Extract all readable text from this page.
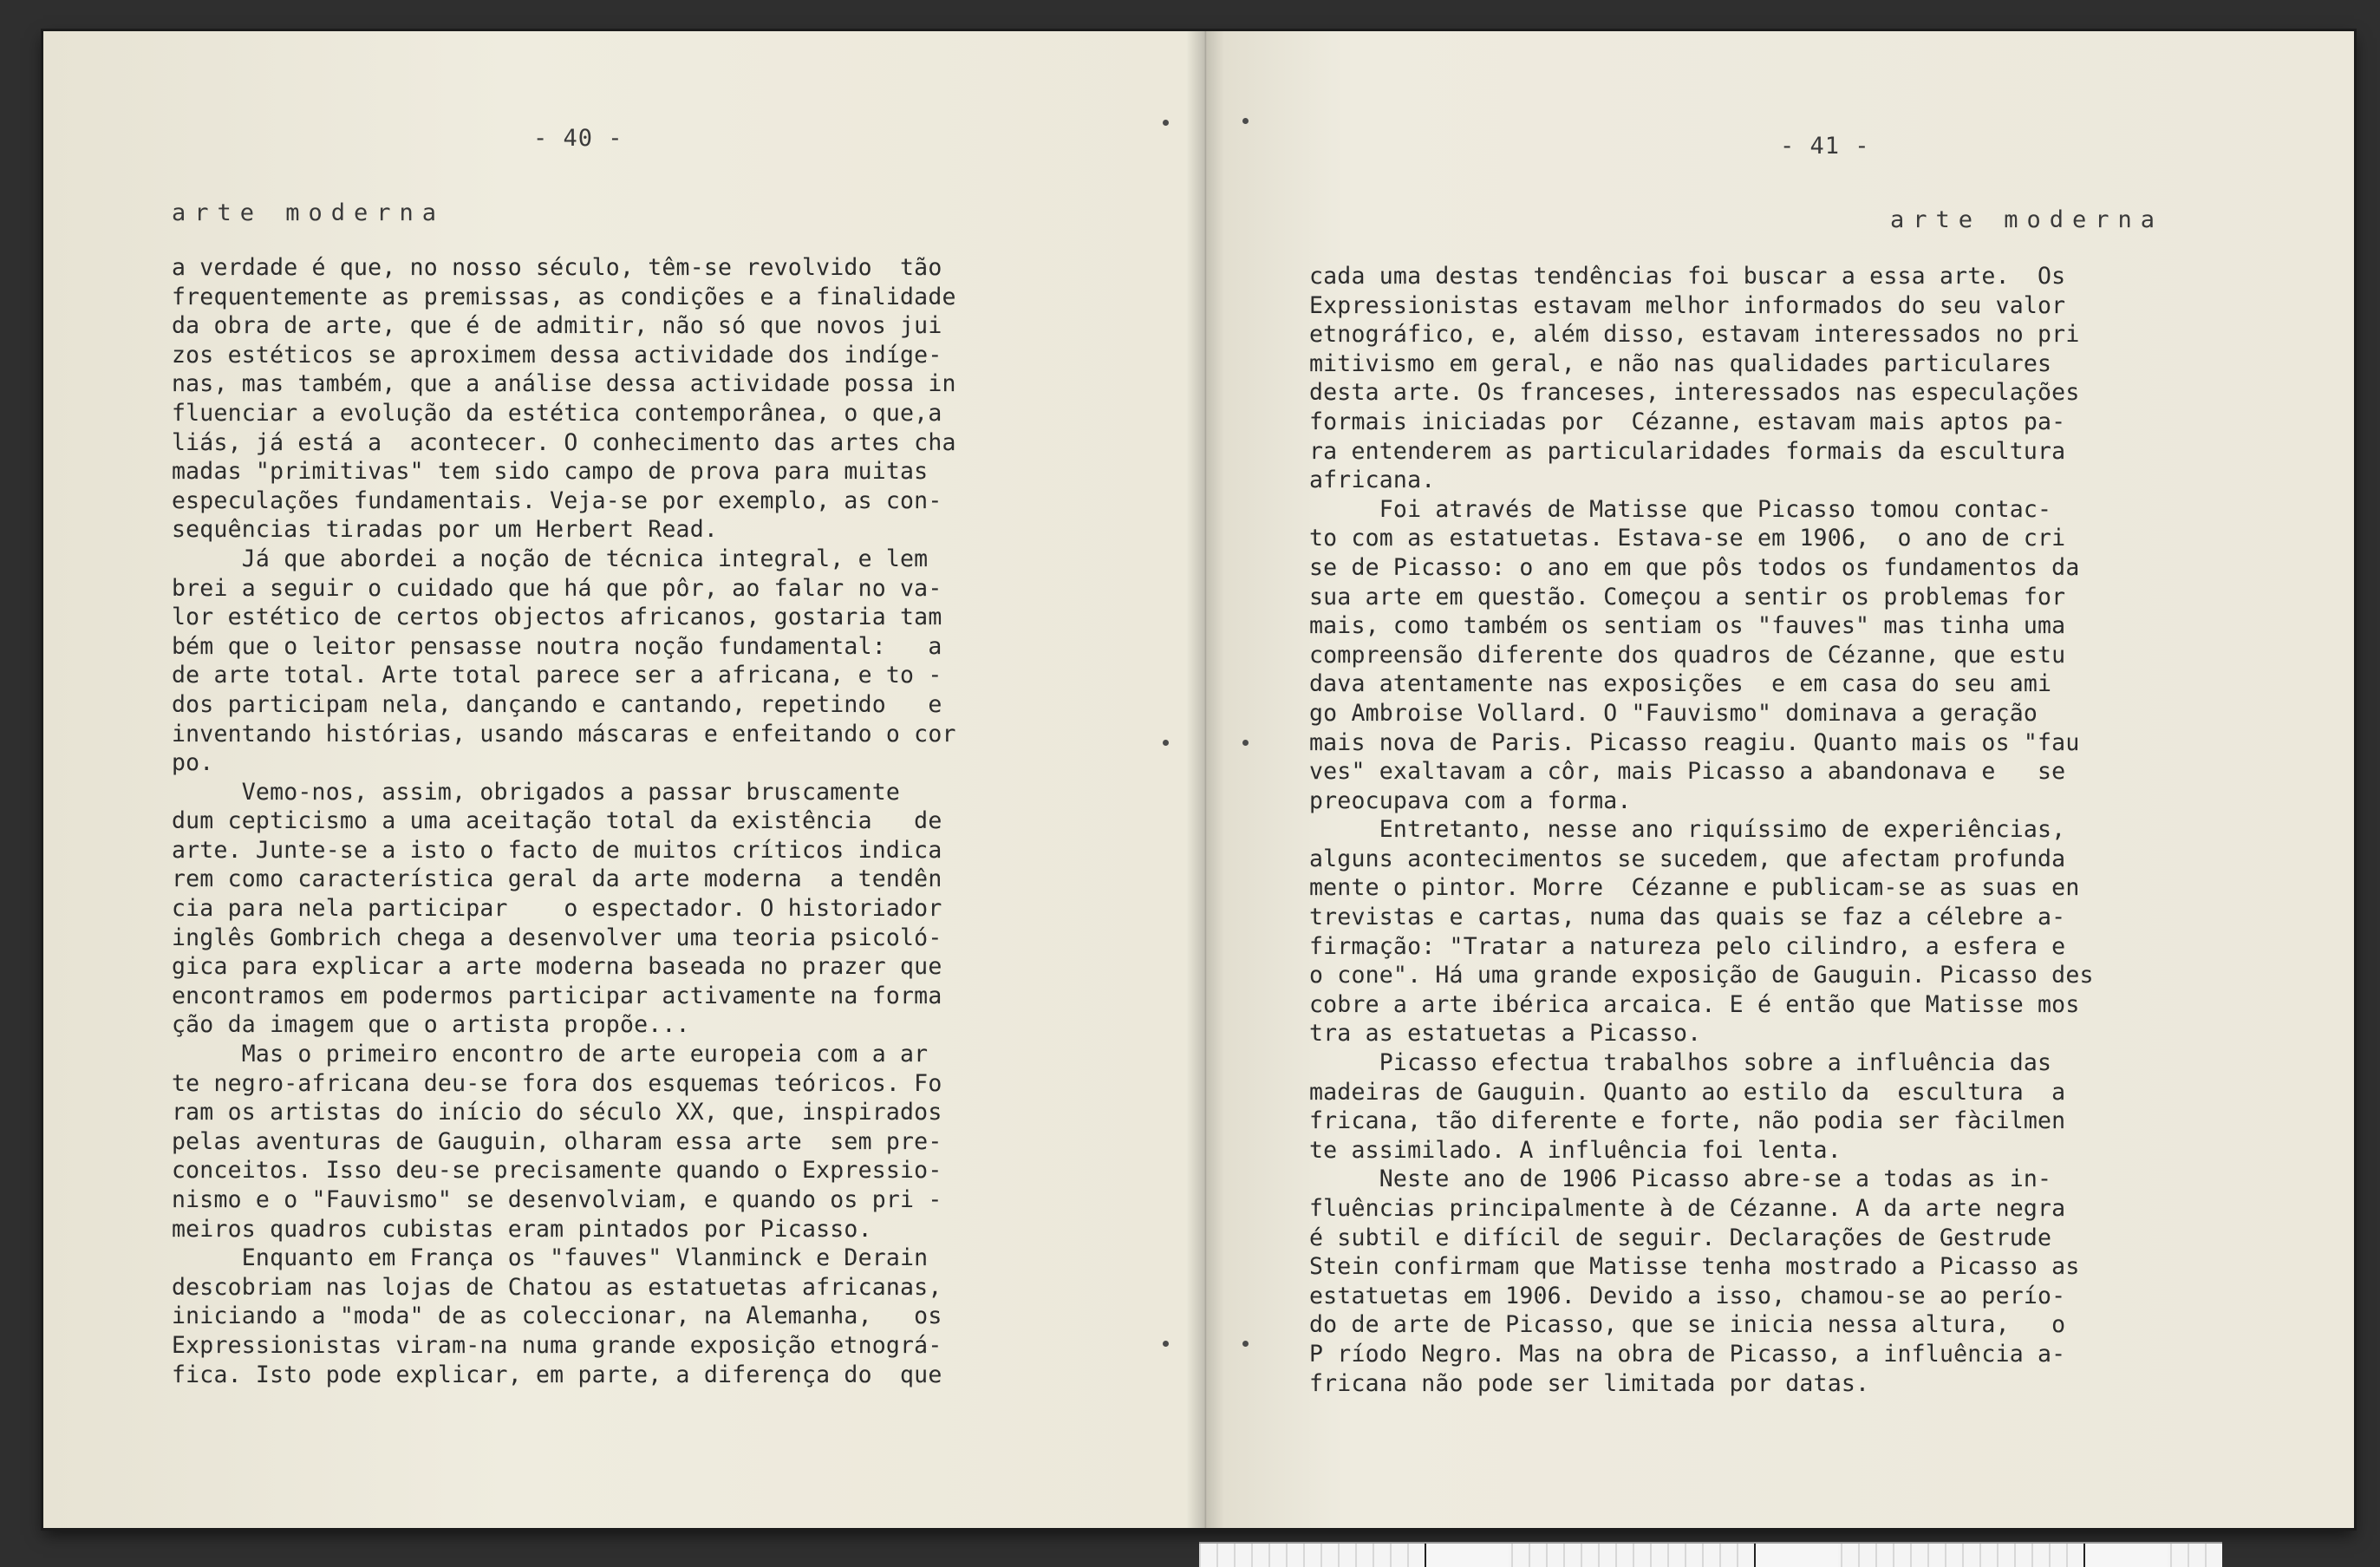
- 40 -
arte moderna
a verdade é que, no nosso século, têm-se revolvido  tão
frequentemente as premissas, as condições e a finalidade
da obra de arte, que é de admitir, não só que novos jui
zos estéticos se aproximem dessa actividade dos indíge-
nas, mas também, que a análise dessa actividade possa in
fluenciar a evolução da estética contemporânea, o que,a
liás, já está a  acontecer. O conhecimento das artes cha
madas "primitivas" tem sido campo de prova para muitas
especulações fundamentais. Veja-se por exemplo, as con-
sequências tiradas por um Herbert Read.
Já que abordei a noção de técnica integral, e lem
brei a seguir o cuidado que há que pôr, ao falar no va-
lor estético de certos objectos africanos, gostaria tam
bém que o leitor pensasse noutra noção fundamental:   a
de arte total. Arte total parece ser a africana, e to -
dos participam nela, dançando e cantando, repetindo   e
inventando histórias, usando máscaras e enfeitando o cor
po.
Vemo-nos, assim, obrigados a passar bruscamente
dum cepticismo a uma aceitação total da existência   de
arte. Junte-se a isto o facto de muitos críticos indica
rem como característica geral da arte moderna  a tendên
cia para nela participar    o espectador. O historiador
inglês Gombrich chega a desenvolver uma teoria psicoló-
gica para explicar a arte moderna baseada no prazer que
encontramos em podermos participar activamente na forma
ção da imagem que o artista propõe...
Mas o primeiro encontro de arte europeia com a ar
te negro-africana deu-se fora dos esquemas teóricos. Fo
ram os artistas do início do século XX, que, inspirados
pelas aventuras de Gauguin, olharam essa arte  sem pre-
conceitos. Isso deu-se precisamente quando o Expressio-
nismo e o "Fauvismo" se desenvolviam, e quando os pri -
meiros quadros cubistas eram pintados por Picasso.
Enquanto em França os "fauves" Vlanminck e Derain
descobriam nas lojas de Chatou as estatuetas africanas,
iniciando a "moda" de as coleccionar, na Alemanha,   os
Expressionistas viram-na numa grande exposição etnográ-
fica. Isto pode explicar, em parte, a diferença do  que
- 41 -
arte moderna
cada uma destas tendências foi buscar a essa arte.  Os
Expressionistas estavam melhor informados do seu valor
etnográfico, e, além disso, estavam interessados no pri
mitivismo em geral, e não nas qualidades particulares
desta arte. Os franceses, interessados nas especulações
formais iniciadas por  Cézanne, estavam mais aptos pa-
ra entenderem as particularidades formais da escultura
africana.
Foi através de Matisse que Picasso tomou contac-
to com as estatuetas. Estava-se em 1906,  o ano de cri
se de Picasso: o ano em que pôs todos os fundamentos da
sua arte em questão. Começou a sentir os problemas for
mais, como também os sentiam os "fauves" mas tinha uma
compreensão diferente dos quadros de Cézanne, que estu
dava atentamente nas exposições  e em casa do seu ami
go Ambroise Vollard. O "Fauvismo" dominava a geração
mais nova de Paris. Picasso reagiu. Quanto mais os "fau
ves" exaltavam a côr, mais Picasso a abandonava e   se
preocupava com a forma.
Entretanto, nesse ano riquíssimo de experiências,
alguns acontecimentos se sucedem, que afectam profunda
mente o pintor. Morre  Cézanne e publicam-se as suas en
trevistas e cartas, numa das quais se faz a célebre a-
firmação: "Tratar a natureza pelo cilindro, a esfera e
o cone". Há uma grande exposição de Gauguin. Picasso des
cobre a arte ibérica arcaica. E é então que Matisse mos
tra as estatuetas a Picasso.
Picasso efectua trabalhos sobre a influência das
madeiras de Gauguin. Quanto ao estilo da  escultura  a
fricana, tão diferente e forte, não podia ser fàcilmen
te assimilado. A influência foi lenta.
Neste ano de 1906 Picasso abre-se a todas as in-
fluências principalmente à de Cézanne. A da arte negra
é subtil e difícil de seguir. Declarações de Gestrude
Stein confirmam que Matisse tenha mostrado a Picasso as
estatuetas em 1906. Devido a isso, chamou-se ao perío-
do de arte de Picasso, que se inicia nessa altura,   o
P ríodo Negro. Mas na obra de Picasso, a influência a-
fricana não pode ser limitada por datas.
# # # # #
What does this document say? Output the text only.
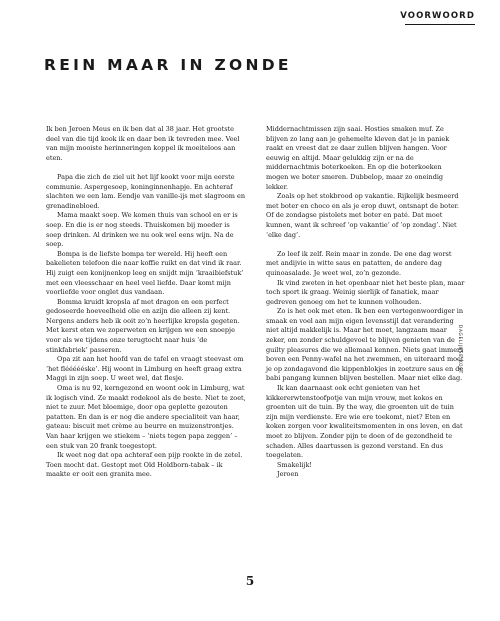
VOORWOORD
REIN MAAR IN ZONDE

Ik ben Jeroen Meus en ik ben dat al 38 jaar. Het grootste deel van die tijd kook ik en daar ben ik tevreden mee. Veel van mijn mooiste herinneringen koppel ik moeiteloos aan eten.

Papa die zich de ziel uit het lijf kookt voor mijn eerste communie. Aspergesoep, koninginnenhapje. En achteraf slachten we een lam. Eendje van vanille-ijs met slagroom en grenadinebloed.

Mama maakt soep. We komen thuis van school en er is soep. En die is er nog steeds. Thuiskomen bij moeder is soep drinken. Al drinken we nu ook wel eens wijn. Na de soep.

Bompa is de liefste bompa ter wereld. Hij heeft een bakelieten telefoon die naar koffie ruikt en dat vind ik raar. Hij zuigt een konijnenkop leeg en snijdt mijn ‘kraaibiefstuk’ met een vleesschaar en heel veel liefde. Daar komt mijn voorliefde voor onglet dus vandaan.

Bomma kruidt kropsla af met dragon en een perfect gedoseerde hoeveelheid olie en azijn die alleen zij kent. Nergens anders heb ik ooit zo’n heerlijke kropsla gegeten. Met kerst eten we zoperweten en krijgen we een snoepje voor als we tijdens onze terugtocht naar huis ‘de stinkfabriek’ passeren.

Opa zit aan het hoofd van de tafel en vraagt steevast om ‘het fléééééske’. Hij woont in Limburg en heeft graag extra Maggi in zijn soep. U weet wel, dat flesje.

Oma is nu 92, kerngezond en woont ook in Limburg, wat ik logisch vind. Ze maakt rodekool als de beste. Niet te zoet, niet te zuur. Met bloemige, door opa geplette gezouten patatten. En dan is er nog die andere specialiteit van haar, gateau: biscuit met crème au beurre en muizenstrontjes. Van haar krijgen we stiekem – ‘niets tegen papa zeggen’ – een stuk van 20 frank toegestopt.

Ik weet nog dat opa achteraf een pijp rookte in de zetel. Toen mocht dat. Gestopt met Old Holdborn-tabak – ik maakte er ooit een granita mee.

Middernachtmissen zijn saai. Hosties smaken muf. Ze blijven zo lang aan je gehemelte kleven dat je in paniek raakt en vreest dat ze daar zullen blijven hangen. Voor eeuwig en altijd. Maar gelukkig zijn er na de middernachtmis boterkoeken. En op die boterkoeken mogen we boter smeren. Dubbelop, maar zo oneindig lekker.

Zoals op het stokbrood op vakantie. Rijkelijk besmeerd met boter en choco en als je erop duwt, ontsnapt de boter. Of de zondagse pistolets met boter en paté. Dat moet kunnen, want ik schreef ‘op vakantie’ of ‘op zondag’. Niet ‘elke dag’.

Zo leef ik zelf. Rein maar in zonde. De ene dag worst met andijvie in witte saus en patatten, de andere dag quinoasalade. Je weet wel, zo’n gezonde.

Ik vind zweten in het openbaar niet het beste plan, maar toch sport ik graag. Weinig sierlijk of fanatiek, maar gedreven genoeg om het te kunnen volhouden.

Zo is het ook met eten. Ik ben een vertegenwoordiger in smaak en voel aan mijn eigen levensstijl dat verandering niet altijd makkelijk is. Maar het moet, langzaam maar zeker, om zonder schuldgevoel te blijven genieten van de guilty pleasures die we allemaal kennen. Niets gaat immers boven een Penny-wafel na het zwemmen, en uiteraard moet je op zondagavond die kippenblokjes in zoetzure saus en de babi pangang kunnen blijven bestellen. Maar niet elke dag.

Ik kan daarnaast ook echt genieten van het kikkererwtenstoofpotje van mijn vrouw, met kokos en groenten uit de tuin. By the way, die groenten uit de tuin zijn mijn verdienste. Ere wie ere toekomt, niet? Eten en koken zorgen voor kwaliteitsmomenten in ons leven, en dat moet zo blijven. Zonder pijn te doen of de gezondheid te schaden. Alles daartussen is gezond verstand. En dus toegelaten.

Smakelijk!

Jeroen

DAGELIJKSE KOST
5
# # # # #
▶ [What needs to be done]
Search the material above for "escultura". Pull out each line where it shows up.

▶ [Completed task]
ra entenderem as particularidades formais da escultura
madeiras de Gauguin. Quanto ao estilo da  escultura  a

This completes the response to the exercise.